▶ Direction: Go through the lines below. Copy those with "Percent".

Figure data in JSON
START

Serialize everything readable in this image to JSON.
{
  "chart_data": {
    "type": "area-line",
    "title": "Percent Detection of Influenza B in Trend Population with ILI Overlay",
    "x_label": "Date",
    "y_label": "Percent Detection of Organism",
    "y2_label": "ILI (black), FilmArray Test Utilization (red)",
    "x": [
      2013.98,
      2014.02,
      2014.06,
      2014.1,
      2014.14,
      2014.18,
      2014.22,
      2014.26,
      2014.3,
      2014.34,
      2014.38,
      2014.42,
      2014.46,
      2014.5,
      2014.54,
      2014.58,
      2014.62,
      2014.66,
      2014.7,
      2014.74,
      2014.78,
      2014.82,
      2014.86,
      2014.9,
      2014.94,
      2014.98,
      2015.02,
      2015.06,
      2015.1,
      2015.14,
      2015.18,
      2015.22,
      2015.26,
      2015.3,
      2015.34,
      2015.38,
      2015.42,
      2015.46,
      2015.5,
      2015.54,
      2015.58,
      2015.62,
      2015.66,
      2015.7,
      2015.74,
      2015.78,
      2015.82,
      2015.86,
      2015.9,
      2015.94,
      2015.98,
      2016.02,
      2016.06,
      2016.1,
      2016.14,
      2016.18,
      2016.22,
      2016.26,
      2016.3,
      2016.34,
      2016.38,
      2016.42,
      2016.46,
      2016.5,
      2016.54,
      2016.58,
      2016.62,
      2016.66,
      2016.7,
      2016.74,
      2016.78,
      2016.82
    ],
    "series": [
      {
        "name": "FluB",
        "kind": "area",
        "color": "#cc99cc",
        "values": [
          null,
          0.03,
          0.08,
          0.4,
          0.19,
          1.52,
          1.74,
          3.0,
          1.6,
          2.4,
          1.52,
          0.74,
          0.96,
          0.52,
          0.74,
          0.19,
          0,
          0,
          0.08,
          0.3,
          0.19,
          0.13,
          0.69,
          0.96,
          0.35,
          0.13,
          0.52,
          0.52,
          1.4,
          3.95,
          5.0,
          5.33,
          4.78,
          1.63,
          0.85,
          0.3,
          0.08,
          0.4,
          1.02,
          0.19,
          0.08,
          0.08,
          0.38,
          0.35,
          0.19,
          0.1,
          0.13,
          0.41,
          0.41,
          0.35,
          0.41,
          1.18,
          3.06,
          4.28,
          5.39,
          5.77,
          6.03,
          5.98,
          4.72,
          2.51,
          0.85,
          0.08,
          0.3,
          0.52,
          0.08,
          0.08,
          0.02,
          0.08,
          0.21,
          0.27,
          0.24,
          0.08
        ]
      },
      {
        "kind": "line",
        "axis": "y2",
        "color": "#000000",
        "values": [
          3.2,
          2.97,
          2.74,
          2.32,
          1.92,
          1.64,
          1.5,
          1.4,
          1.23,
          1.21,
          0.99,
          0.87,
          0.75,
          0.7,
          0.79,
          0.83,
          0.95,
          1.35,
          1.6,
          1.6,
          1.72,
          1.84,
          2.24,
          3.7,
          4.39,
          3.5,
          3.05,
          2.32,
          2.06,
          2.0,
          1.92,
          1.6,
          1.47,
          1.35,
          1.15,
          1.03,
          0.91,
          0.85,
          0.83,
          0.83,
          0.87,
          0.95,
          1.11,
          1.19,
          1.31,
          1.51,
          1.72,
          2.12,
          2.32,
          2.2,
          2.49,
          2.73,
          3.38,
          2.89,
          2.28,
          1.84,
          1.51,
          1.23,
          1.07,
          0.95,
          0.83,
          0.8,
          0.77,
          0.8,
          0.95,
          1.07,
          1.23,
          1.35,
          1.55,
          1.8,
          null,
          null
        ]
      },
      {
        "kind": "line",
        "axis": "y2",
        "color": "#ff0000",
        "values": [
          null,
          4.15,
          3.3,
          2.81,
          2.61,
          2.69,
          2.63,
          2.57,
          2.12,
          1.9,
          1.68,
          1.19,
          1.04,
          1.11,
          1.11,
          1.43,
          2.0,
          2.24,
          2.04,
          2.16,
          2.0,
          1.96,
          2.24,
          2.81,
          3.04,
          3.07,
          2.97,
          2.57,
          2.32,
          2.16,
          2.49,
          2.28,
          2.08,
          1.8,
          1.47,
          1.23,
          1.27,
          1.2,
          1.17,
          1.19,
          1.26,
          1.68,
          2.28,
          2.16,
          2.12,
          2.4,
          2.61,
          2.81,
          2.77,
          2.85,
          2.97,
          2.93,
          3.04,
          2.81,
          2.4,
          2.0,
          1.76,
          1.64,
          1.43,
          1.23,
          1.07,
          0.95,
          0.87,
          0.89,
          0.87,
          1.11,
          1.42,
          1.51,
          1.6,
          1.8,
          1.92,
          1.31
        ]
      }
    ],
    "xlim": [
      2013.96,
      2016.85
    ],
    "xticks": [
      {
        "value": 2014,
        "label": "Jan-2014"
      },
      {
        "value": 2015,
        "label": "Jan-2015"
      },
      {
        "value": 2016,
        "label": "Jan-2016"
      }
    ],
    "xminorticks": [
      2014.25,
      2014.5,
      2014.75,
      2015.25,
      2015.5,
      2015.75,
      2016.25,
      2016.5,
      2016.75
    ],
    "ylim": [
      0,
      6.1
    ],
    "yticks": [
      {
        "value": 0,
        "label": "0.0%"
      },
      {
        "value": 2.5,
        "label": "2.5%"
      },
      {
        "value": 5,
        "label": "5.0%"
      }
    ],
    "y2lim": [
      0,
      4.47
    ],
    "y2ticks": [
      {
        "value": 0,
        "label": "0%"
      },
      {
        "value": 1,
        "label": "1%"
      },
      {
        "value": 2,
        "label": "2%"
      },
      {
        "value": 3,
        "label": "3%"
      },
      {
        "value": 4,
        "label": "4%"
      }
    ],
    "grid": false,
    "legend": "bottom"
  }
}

END

▶ Task output:
    "title": "Percent Detection of Influenza B in Trend Population with ILI Overlay",
    "y_label": "Percent Detection of Organism",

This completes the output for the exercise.